Work to complete: In this exercise, print only the lines from the line with "Output a JSON" to the last line of the data below, inclusive. Any pictures should be left out.

### Input data

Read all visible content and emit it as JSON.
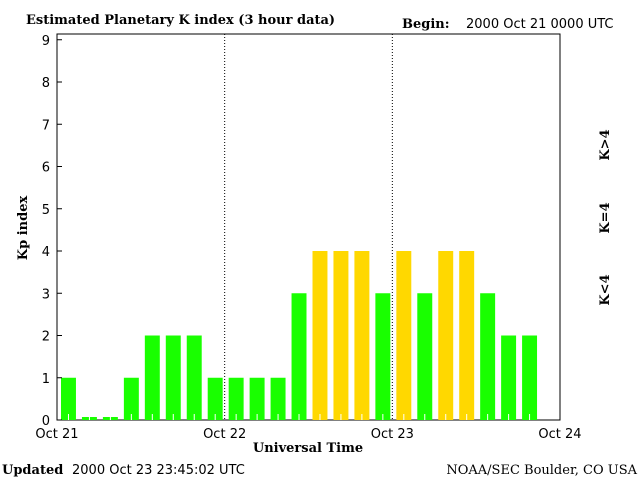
{
  "chart_data": {
    "type": "bar",
    "title": "Estimated Planetary K index (3 hour data)",
    "begin_label": "Begin:",
    "begin_value": "2000 Oct 21 0000 UTC",
    "xlabel": "Universal Time",
    "ylabel": "Kp index",
    "ylim": [
      0,
      9
    ],
    "yticks": [
      "0",
      "1",
      "2",
      "3",
      "4",
      "5",
      "6",
      "7",
      "8",
      "9"
    ],
    "xticks": [
      "Oct 21",
      "Oct 22",
      "Oct 23",
      "Oct 24"
    ],
    "interval_hours": 3,
    "values": [
      1,
      0,
      0,
      1,
      2,
      2,
      2,
      1,
      1,
      1,
      1,
      3,
      4,
      4,
      4,
      3,
      4,
      3,
      4,
      4,
      3,
      2,
      2
    ],
    "legend": [
      {
        "label": "K<4",
        "color": "#19ff00"
      },
      {
        "label": "K=4",
        "color": "#ffd800"
      },
      {
        "label": "K>4",
        "color": "#ff2000"
      }
    ]
  },
  "footer": {
    "updated_label": "Updated",
    "updated_value": "2000 Oct 23 23:45:02 UTC",
    "source": "NOAA/SEC Boulder, CO USA"
  }
}
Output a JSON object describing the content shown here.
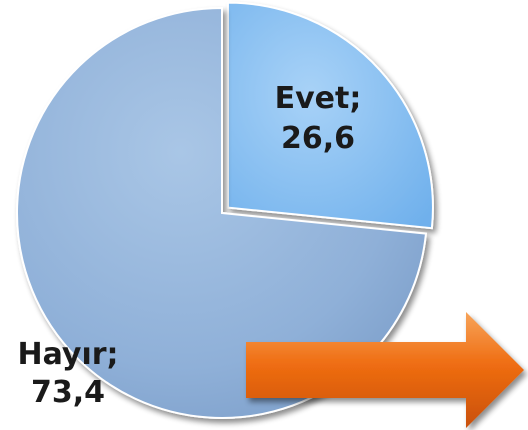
{
  "chart_data": {
    "type": "pie",
    "slices": [
      {
        "label": "Evet",
        "value": 26.6,
        "display_name": "Evet;",
        "display_value": "26,6",
        "color": "#7fbaf0"
      },
      {
        "label": "Hayır",
        "value": 73.4,
        "display_name": "Hayır;",
        "display_value": "73,4",
        "color": "#8fb0d8"
      }
    ],
    "start_angle_deg": 0,
    "direction": "clockwise",
    "style": "3d-bevel",
    "legend": "none",
    "title": ""
  },
  "decorations": {
    "arrow": {
      "shape": "right-arrow",
      "color": "#f06a10"
    }
  }
}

######

Complete response:
Output a JSON object describing the content shown here.
{
  "chart_data": {
    "type": "pie",
    "slices": [
      {
        "label": "Evet",
        "value": 26.6,
        "display_name": "Evet;",
        "display_value": "26,6",
        "color": "#7fbaf0"
      },
      {
        "label": "Hayır",
        "value": 73.4,
        "display_name": "Hayır;",
        "display_value": "73,4",
        "color": "#8fb0d8"
      }
    ],
    "start_angle_deg": 0,
    "direction": "clockwise",
    "style": "3d-bevel",
    "legend": "none",
    "title": ""
  },
  "decorations": {
    "arrow": {
      "shape": "right-arrow",
      "color": "#f06a10"
    }
  }
}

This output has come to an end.